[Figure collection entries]
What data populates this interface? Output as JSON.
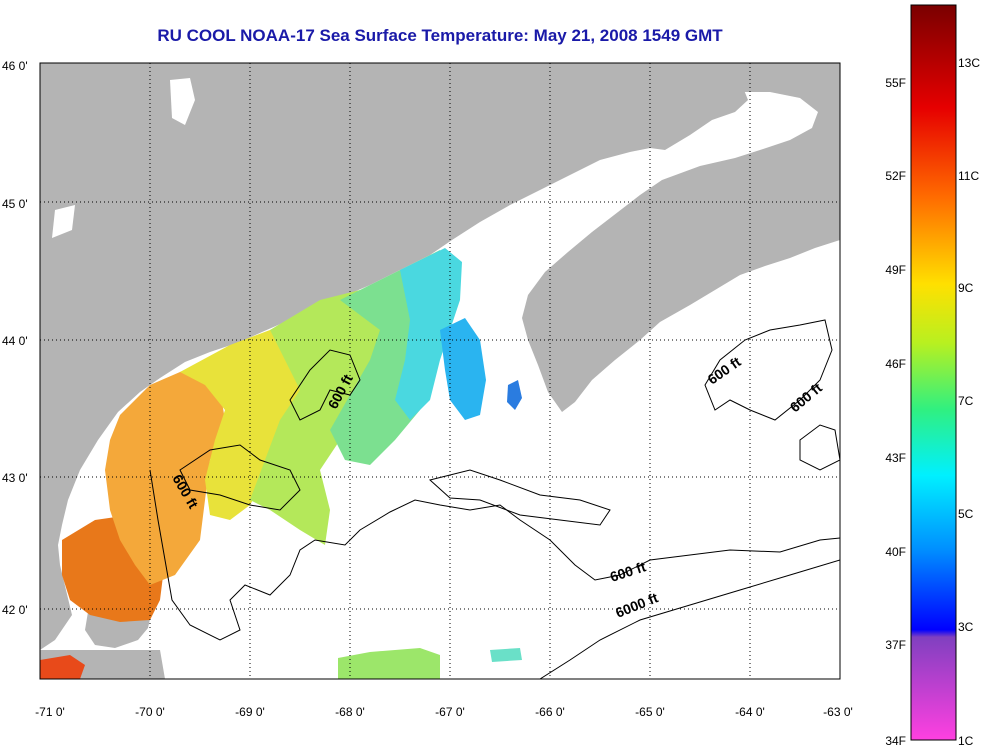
{
  "title": "RU COOL  NOAA-17  Sea Surface Temperature:  May 21, 2008 1549 GMT",
  "map": {
    "lon_labels": [
      "-71 0'",
      "-70 0'",
      "-69 0'",
      "-68 0'",
      "-67 0'",
      "-66 0'",
      "-65 0'",
      "-64 0'",
      "-63 0'"
    ],
    "lat_labels": [
      "46 0'",
      "45 0'",
      "44 0'",
      "43 0'",
      "42 0'"
    ],
    "contour_labels": [
      "600 ft",
      "600 ft",
      "600 ft",
      "600 ft",
      "600 ft",
      "6000 ft"
    ],
    "colors": {
      "land": "#b4b4b4",
      "ocean_no_data": "#ffffff",
      "grid": "#000000"
    }
  },
  "colorbar": {
    "fahrenheit_labels": [
      "55F",
      "52F",
      "49F",
      "46F",
      "43F",
      "40F",
      "37F",
      "34F"
    ],
    "celsius_labels": [
      "13C",
      "11C",
      "9C",
      "7C",
      "5C",
      "3C",
      "1C"
    ]
  }
}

◆ EXERCISE ◆
Retype each record exactly as it stands, but do not include the pictures.

◆ OUTPUT ◆
What data populates this interface? Output as JSON.
{
  "title": "RU COOL  NOAA-17  Sea Surface Temperature:  May 21, 2008 1549 GMT",
  "map": {
    "lon_labels": [
      "-71 0'",
      "-70 0'",
      "-69 0'",
      "-68 0'",
      "-67 0'",
      "-66 0'",
      "-65 0'",
      "-64 0'",
      "-63 0'"
    ],
    "lat_labels": [
      "46 0'",
      "45 0'",
      "44 0'",
      "43 0'",
      "42 0'"
    ],
    "contour_labels": [
      "600 ft",
      "600 ft",
      "600 ft",
      "600 ft",
      "600 ft",
      "6000 ft"
    ],
    "colors": {
      "land": "#b4b4b4",
      "ocean_no_data": "#ffffff",
      "grid": "#000000"
    }
  },
  "colorbar": {
    "fahrenheit_labels": [
      "55F",
      "52F",
      "49F",
      "46F",
      "43F",
      "40F",
      "37F",
      "34F"
    ],
    "celsius_labels": [
      "13C",
      "11C",
      "9C",
      "7C",
      "5C",
      "3C",
      "1C"
    ]
  }
}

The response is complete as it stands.